Copy out each line exactly as it appears.

— Start of RECORD EXCERPTS —

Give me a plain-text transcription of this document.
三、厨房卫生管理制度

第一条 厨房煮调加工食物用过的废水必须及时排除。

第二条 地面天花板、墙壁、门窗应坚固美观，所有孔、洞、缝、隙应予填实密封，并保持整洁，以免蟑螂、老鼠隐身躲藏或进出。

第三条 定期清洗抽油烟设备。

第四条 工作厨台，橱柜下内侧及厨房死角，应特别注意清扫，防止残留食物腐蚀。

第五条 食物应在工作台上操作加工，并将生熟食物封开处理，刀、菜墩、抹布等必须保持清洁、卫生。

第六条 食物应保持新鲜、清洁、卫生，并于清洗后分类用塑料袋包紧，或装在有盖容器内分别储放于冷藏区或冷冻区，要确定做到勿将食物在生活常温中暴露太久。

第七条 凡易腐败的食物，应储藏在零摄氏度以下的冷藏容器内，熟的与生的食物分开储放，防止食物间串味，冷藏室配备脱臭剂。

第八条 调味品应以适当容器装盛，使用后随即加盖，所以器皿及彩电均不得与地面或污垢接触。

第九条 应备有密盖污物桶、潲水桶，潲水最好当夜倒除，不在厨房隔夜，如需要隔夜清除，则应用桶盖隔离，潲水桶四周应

— End of RECORD EXCERPTS —

THE RESPONSE
Give me a plain-text transcription of this document.
三、厨房卫生管理制度

第一条 厨房煮调加工食物用过的废水必须及时排除。

第二条 地面天花板、墙壁、门窗应坚固美观，所有孔、洞、缝、隙应予填实密封，并保持整洁，以免蟑螂、老鼠隐身躲藏或进出。

第三条 定期清洗抽油烟设备。

第四条 工作厨台，橱柜下内侧及厨房死角，应特别注意清扫，防止残留食物腐蚀。

第五条 食物应在工作台上操作加工，并将生熟食物封开处理，刀、菜墩、抹布等必须保持清洁、卫生。

第六条 食物应保持新鲜、清洁、卫生，并于清洗后分类用塑料袋包紧，或装在有盖容器内分别储放于冷藏区或冷冻区，要确定做到勿将食物在生活常温中暴露太久。

第七条 凡易腐败的食物，应储藏在零摄氏度以下的冷藏容器内，熟的与生的食物分开储放，防止食物间串味，冷藏室配备脱臭剂。

第八条 调味品应以适当容器装盛，使用后随即加盖，所以器皿及彩电均不得与地面或污垢接触。

第九条 应备有密盖污物桶、潲水桶，潲水最好当夜倒除，不在厨房隔夜，如需要隔夜清除，则应用桶盖隔离，潲水桶四周应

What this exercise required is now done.